**Raw records**
━━━━━━

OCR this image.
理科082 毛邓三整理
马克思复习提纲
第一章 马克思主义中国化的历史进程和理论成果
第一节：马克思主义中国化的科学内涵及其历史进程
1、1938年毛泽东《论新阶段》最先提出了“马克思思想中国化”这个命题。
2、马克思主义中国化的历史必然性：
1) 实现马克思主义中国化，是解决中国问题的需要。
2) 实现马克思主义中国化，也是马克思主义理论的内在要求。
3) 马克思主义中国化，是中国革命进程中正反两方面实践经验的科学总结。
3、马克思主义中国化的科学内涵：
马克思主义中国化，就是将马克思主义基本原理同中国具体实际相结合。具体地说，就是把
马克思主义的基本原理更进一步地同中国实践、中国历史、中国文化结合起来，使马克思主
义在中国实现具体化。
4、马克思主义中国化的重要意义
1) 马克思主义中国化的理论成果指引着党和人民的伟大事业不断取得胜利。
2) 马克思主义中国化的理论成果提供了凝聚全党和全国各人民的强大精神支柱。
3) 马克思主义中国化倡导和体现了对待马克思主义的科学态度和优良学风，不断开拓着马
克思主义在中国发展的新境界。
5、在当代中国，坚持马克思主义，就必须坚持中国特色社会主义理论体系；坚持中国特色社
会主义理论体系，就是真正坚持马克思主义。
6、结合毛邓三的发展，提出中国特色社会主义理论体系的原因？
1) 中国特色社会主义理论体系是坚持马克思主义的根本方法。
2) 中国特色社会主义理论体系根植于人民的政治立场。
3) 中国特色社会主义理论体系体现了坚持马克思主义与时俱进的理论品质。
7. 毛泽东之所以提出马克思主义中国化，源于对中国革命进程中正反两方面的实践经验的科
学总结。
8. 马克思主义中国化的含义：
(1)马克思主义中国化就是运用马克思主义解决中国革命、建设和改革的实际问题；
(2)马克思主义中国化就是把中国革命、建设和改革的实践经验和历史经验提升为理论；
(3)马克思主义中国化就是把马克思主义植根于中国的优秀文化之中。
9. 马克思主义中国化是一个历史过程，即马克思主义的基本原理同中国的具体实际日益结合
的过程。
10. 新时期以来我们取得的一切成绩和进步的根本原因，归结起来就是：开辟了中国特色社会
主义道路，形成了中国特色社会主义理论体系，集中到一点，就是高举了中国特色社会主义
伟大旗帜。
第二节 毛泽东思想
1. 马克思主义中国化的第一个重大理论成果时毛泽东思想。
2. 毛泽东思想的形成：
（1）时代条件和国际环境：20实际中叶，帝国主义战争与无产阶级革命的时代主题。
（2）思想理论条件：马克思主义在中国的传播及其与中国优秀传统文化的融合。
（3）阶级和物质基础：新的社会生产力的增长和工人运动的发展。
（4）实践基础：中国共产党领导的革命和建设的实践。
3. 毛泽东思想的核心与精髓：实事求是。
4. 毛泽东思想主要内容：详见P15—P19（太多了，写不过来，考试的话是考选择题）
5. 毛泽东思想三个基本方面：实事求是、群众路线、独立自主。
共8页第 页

━━━━━━

**EXERCISE DETAILS**
Which lines above contain the word "实现马克思主义中国化"? Copy each of them.

**SOLUTION FOR THIS TASK**
1) 实现马克思主义中国化，是解决中国问题的需要。
2) 实现马克思主义中国化，也是马克思主义理论的内在要求。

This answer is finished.